◆ **PROBLEM DESCRIPTION**: Answer with nothing but a number: how many lines include the word "text"?

........

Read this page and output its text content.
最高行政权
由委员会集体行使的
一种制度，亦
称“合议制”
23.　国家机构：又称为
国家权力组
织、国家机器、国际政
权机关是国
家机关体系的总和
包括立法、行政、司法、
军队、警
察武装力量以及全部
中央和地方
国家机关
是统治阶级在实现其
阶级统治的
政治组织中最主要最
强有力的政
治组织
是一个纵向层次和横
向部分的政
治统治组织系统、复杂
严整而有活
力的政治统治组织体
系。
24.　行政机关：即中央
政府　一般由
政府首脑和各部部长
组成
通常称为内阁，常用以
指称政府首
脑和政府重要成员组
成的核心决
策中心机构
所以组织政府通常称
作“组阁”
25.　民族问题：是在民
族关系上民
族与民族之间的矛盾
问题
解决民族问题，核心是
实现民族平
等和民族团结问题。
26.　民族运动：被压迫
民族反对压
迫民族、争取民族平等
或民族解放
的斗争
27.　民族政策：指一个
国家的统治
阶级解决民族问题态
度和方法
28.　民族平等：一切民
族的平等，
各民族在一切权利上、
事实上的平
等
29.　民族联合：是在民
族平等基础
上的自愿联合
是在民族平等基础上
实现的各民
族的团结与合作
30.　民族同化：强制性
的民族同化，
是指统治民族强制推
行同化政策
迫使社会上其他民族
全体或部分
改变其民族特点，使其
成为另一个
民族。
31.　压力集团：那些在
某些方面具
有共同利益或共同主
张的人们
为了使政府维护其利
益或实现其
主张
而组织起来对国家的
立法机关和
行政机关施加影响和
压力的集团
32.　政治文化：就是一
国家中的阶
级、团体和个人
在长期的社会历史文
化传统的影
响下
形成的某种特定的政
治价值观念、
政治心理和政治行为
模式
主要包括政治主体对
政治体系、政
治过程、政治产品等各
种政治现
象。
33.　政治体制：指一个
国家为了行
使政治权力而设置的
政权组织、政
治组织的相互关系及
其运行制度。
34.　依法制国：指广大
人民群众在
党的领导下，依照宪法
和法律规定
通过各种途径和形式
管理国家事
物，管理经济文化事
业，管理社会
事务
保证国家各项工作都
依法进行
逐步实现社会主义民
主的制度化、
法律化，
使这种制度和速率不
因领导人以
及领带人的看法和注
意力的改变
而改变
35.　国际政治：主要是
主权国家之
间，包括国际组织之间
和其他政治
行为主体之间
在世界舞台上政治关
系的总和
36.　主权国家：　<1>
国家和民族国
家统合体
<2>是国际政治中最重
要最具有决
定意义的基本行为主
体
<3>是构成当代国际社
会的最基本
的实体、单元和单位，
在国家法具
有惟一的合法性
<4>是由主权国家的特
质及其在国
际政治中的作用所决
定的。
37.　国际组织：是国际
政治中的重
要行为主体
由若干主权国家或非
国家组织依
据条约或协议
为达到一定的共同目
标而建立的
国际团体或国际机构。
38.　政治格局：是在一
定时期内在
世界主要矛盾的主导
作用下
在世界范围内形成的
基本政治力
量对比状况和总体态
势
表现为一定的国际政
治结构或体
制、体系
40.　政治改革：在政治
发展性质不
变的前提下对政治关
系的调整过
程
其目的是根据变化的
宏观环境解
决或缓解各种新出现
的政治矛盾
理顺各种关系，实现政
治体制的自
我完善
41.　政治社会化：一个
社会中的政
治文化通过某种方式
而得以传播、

........

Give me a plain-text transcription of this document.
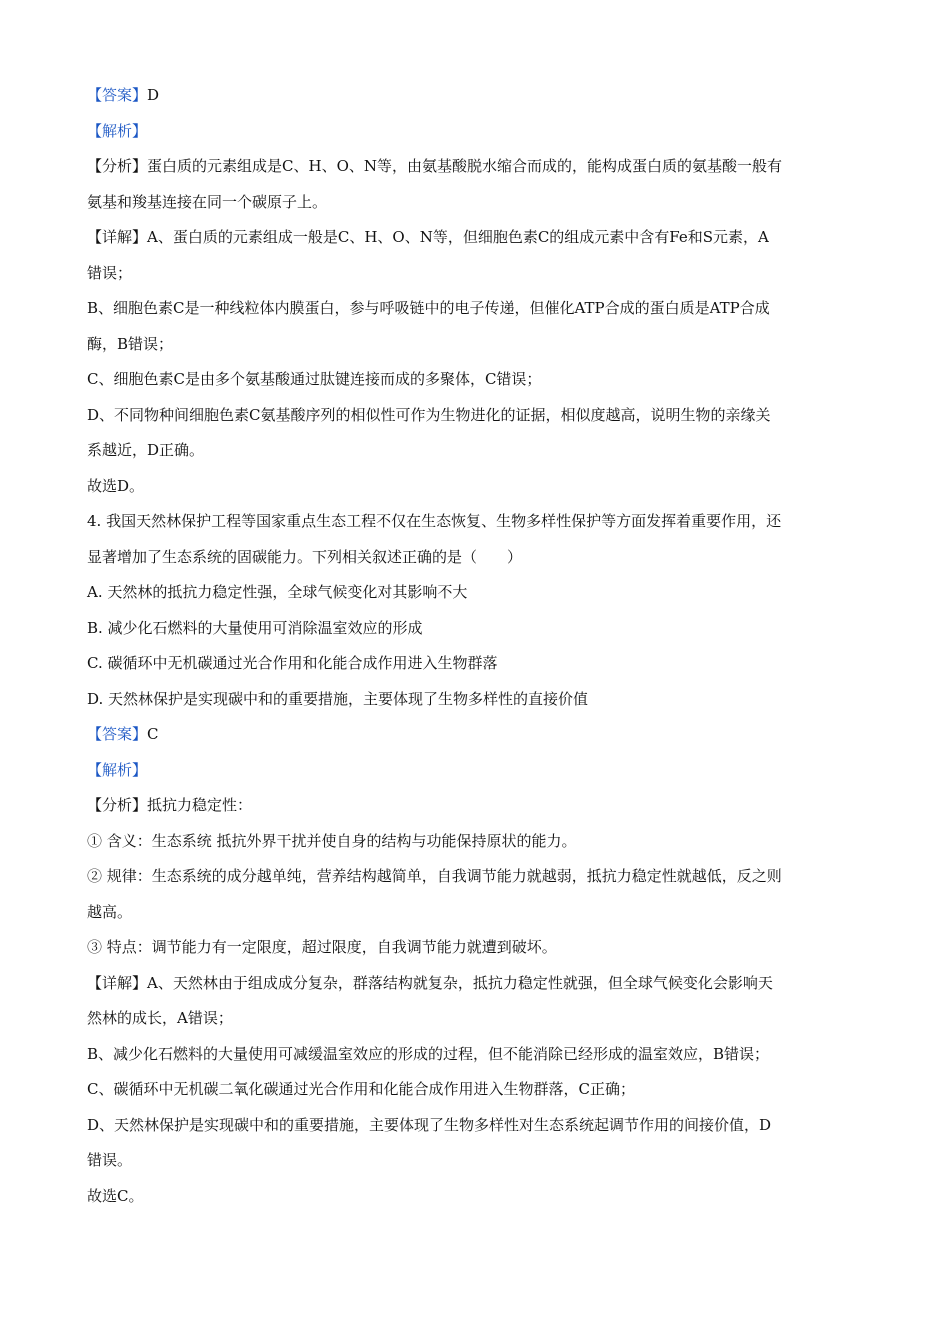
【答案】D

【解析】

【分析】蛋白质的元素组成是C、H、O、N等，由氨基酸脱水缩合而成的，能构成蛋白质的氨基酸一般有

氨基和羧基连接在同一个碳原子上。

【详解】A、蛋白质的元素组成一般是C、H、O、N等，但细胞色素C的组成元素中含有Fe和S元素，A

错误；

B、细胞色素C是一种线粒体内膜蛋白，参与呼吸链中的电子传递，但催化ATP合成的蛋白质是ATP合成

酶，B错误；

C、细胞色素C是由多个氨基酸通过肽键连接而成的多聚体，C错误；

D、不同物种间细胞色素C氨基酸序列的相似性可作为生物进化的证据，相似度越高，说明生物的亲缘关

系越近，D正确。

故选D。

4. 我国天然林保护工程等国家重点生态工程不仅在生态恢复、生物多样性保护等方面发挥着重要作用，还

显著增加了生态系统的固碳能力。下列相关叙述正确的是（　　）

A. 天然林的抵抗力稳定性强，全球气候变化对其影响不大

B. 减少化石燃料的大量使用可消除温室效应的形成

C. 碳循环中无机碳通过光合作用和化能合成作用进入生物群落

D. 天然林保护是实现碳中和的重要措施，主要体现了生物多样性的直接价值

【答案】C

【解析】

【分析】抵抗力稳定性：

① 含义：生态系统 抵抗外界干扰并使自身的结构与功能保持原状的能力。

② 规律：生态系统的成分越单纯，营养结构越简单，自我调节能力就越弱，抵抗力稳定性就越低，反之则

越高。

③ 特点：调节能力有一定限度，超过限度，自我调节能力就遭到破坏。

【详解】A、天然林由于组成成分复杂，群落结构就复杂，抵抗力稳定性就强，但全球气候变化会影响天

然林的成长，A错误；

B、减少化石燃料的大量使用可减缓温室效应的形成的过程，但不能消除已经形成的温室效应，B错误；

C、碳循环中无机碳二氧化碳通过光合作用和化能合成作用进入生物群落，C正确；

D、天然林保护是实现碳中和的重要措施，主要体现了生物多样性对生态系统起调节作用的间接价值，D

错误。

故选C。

........

◆ **REPLY TO THE EXERCISE**: 2